*Saved entries*:
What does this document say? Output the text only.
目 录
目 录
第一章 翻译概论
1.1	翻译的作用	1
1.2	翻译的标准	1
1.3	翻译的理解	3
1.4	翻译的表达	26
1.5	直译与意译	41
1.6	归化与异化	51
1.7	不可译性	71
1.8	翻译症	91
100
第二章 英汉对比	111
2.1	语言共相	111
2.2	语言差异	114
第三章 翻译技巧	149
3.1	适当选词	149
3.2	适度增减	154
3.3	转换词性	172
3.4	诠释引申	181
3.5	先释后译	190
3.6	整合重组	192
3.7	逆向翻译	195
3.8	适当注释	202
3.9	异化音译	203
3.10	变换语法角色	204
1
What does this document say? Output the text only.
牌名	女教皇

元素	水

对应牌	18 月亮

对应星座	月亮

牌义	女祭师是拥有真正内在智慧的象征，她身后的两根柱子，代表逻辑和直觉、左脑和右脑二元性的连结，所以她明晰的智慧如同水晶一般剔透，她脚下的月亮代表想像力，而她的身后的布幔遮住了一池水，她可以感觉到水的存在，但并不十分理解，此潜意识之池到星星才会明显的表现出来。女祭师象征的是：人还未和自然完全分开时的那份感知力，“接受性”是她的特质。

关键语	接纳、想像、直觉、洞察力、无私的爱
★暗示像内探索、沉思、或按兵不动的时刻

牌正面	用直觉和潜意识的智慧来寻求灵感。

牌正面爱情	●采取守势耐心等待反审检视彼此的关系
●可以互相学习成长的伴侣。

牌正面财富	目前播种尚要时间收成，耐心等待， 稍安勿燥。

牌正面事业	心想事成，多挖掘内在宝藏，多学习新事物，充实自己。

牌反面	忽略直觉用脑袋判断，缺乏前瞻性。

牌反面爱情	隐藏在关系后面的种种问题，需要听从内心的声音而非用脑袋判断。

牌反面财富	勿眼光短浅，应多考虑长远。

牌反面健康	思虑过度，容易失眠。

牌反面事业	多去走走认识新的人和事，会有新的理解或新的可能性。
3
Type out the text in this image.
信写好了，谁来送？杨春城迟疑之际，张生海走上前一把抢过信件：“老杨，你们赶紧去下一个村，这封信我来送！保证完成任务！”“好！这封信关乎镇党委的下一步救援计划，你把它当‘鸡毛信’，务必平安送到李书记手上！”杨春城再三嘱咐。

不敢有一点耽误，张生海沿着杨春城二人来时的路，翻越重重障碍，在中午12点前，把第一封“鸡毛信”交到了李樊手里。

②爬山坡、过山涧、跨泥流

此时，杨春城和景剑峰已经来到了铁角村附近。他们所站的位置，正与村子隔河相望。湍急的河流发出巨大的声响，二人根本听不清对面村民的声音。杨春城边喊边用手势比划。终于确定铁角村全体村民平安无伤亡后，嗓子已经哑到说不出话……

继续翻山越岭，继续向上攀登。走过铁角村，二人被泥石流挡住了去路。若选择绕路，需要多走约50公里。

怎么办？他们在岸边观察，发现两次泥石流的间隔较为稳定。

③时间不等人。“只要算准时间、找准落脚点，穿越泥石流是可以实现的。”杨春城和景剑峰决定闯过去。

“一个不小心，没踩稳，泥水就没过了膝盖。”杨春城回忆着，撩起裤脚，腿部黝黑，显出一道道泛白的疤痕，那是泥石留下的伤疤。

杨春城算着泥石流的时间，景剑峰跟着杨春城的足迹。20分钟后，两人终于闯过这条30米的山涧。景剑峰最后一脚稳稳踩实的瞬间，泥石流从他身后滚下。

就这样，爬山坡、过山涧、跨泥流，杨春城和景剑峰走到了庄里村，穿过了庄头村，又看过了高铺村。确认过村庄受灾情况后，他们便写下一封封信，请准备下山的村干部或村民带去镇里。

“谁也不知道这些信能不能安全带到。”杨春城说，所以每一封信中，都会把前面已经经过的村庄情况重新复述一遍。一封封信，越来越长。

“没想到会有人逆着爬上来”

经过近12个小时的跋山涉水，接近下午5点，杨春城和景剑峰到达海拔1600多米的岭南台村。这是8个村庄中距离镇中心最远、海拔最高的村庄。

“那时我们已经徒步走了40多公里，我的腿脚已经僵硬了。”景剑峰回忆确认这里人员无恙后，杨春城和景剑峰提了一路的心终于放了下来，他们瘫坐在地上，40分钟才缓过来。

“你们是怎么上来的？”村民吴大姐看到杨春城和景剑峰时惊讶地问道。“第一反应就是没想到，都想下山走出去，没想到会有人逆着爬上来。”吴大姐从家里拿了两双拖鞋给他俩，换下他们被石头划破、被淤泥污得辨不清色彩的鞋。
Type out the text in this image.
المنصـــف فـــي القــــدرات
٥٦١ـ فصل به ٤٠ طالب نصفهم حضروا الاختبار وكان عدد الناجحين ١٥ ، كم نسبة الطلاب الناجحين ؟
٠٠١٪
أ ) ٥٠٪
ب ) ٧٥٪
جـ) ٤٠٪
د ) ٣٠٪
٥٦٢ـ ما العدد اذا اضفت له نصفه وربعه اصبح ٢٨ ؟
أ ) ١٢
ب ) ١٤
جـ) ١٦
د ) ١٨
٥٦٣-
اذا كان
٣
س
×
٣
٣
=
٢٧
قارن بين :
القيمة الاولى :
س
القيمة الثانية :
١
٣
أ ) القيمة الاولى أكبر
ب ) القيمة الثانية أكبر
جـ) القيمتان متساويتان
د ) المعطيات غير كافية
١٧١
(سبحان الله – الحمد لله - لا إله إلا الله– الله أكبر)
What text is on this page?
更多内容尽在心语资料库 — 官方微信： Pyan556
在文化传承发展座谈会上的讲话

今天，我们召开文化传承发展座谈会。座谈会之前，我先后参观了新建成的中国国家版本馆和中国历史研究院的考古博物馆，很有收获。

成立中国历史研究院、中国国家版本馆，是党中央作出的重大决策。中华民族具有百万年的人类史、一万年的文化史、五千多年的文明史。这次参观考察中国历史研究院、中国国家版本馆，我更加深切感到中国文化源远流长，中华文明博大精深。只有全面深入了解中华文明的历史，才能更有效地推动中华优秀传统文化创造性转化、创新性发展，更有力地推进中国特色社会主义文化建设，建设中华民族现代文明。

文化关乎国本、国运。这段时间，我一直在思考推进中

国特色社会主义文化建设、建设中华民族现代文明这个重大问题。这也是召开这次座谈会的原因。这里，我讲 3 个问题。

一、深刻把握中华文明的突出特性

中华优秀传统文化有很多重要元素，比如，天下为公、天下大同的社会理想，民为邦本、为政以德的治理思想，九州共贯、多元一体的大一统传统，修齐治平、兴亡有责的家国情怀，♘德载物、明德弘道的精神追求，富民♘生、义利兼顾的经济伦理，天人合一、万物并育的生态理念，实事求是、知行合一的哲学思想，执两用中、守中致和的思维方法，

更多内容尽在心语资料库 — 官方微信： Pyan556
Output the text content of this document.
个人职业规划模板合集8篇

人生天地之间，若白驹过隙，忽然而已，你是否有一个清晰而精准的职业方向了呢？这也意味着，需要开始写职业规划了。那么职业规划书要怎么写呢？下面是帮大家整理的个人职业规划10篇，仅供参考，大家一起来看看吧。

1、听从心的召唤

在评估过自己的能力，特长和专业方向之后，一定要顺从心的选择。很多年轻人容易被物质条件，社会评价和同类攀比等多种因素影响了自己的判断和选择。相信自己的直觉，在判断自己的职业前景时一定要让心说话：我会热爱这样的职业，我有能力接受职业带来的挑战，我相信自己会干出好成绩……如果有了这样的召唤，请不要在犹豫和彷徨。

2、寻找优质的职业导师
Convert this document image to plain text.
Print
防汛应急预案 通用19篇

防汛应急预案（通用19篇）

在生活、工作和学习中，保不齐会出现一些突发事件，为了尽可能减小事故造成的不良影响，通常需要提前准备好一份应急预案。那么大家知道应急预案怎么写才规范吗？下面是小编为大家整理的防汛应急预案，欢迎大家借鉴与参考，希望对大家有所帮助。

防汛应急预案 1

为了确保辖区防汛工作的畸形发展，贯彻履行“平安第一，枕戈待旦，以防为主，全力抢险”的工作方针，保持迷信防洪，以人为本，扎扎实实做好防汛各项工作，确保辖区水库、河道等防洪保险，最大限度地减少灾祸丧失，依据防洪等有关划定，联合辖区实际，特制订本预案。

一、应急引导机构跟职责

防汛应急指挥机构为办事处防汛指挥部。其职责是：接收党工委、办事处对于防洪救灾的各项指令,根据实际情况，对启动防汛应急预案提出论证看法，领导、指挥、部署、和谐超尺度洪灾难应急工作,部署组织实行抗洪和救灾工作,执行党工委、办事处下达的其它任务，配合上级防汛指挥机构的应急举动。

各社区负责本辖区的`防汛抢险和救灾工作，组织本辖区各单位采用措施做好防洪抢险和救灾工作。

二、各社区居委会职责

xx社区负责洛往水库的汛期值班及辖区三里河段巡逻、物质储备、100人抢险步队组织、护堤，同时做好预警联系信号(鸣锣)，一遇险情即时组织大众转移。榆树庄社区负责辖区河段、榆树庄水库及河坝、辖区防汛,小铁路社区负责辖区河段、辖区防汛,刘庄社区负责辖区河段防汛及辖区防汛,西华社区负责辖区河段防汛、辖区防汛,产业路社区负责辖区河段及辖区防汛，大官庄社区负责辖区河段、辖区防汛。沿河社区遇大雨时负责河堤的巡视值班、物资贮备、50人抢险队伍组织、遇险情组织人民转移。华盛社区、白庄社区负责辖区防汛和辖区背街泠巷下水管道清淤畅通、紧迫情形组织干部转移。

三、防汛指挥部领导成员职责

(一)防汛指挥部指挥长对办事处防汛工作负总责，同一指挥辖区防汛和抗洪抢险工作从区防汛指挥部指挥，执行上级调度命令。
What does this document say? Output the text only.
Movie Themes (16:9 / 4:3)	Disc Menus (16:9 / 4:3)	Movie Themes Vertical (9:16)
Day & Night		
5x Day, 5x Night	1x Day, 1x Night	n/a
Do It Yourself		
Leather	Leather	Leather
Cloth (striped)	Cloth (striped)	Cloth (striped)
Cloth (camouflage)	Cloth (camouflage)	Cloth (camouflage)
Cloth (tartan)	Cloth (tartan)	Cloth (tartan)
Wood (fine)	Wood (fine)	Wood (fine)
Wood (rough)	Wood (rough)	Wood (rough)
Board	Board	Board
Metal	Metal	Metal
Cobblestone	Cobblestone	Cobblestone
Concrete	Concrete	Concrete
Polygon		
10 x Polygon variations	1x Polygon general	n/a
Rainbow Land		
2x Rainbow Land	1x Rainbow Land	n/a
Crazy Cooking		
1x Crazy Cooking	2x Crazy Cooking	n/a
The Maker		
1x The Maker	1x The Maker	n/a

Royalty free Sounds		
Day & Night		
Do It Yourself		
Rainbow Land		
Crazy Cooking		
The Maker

*Written request*: Copy every line of the listing where the word "Polygon" appears.

*Finished exercise*:
Polygon		
10 x Polygon variations	1x Polygon general	n/a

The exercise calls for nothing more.